▶ _WRITTEN REQUEST_: Among the lines of these entries, how many hold the word "from"? State only the number.

▶ _ENTRIES PROVIDED_:
════════════════════

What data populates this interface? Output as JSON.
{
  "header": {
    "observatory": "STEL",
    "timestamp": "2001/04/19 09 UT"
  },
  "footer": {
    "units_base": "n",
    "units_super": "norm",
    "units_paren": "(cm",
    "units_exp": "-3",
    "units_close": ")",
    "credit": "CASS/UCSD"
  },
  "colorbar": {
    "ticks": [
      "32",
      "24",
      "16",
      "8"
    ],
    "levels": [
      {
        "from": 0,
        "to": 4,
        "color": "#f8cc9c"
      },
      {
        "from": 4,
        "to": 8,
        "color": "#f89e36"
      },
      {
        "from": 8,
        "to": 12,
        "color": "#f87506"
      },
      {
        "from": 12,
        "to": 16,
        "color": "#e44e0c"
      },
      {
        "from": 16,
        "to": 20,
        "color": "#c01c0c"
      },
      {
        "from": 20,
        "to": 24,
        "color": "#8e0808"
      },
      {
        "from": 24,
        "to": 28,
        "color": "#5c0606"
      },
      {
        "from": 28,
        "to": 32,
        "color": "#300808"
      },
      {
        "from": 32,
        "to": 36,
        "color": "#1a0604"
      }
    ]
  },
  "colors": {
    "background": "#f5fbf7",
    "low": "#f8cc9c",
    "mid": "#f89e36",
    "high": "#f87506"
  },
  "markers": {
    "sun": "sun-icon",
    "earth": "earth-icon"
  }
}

════════════════════

▶ _COMPLETE OUTPUT_: 9